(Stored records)
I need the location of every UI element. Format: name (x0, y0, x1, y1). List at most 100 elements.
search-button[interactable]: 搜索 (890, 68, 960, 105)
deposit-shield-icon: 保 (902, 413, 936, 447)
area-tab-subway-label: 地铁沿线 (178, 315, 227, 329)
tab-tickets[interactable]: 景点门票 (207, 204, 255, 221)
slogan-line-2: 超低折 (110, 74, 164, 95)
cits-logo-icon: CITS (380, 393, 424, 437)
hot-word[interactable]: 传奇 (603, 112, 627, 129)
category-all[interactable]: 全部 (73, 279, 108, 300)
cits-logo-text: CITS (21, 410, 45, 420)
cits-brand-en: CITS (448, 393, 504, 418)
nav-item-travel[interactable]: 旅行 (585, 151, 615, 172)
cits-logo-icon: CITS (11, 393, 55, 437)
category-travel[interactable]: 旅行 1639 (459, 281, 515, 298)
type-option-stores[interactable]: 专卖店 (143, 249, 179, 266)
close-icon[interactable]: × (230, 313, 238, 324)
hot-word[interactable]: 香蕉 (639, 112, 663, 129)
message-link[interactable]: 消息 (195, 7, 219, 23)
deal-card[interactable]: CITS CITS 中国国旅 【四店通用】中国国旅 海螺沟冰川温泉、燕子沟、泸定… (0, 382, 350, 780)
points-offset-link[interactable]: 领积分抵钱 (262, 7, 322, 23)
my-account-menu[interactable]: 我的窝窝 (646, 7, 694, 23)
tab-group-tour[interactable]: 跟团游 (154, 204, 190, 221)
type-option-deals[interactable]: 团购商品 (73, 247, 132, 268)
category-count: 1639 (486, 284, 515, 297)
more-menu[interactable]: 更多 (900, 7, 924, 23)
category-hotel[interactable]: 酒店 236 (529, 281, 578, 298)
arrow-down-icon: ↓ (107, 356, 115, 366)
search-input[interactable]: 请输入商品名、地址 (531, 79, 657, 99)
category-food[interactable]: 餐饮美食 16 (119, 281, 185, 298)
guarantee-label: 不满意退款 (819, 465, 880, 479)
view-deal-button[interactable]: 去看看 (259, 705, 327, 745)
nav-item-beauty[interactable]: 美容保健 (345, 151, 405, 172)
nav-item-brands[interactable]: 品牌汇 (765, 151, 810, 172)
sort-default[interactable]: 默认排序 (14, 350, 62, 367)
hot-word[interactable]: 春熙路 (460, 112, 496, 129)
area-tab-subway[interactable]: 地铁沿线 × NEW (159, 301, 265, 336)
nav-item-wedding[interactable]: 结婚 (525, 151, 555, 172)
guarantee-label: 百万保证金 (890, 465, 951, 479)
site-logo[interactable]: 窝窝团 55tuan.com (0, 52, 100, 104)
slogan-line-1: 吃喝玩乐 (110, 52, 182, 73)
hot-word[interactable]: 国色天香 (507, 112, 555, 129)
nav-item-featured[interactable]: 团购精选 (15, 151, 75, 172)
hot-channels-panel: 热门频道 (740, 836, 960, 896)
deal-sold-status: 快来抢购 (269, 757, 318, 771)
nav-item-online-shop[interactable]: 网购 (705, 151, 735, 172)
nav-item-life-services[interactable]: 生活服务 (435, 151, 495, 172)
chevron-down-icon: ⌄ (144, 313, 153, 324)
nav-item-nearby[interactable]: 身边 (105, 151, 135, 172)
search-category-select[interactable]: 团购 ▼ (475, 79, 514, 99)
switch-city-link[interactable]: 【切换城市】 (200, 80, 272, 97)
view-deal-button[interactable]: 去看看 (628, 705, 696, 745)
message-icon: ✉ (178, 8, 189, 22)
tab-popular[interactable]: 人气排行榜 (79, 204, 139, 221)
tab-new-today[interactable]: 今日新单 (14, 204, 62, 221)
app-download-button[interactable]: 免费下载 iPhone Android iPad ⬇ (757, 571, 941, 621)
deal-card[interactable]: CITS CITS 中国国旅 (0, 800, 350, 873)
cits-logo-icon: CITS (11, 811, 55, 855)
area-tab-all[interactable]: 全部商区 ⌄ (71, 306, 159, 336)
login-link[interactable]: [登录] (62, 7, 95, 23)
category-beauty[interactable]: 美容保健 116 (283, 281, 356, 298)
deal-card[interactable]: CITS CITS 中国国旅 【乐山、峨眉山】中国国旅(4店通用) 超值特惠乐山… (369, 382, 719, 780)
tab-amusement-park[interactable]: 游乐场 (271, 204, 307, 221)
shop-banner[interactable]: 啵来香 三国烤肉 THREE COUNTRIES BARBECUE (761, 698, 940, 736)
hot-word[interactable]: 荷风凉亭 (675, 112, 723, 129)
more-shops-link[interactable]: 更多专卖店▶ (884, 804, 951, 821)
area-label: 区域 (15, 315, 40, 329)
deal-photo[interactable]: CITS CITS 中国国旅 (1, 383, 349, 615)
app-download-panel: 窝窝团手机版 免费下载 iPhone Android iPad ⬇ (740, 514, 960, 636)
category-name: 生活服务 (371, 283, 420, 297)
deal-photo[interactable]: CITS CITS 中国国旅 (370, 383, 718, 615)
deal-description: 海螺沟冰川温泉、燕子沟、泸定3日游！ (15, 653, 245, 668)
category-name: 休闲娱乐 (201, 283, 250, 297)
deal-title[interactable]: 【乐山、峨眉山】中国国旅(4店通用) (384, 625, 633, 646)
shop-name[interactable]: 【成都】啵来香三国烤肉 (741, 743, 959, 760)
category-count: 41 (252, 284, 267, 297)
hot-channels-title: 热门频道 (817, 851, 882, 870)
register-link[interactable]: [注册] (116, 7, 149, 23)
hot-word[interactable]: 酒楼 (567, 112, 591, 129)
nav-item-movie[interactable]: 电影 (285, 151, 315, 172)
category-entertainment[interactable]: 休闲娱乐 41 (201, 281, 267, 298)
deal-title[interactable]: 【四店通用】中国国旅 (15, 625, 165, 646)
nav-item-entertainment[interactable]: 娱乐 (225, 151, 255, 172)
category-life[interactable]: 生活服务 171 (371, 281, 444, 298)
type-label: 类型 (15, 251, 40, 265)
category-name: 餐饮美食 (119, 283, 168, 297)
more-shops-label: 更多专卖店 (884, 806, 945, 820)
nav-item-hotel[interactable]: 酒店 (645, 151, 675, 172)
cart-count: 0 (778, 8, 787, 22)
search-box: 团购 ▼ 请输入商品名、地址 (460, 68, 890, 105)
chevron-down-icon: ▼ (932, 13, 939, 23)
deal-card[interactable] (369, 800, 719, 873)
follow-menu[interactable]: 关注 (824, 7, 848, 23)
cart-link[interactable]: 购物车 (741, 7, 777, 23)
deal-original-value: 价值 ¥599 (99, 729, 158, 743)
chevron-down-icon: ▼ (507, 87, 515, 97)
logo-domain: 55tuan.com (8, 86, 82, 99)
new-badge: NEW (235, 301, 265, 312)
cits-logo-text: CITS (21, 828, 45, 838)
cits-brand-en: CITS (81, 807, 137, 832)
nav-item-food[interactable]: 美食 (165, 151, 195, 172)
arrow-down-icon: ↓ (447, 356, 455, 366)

**What is being asked:**
Count the lines in the records above that contain the string "type", treating uppercase and lowercase as different. Reply with the number only.

**Result of the task:**
3